**GIVEN RECORDS**
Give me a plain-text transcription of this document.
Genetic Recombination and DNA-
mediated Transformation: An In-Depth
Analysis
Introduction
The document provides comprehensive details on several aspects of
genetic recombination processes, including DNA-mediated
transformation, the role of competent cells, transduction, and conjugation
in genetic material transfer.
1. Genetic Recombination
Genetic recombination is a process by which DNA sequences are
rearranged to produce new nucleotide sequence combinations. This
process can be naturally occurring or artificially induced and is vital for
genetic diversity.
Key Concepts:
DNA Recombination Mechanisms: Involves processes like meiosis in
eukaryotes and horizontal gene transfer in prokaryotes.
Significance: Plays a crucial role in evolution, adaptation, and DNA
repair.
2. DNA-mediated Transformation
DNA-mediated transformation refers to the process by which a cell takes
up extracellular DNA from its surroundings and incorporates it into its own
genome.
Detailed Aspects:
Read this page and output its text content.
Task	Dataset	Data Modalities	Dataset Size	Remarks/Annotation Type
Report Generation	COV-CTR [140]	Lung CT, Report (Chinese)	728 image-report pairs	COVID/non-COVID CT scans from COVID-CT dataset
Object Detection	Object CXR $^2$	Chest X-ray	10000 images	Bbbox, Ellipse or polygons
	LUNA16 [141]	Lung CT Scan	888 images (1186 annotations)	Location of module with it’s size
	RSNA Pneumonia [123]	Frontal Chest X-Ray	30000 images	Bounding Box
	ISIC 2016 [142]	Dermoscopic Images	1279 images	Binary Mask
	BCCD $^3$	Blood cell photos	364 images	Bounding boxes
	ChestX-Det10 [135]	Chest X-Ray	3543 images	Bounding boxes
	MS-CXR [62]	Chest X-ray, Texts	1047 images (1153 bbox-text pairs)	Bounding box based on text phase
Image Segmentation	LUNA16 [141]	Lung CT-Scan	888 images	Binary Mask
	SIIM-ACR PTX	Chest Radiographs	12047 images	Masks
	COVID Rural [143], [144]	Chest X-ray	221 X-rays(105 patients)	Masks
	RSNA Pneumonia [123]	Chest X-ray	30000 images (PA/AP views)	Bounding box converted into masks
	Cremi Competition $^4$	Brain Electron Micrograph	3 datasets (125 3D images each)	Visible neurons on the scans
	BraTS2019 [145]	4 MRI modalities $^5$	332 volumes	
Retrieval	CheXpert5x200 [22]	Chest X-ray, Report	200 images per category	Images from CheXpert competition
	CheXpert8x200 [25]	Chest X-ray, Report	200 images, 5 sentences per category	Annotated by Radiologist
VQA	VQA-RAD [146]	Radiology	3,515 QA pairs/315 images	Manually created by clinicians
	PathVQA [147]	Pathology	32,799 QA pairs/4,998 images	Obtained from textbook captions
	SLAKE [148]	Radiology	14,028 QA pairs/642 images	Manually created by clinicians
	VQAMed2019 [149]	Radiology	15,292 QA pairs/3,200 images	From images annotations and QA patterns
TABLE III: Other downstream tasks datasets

**ABOUT THIS TASK**
Lines of the material in which the word "Manually" occurs are to be copied out.

**ANSWER SECTION**
VQA	VQA-RAD [146]	Radiology	3,515 QA pairs/315 images	Manually created by clinicians
	SLAKE [148]	Radiology	14,028 QA pairs/642 images	Manually created by clinicians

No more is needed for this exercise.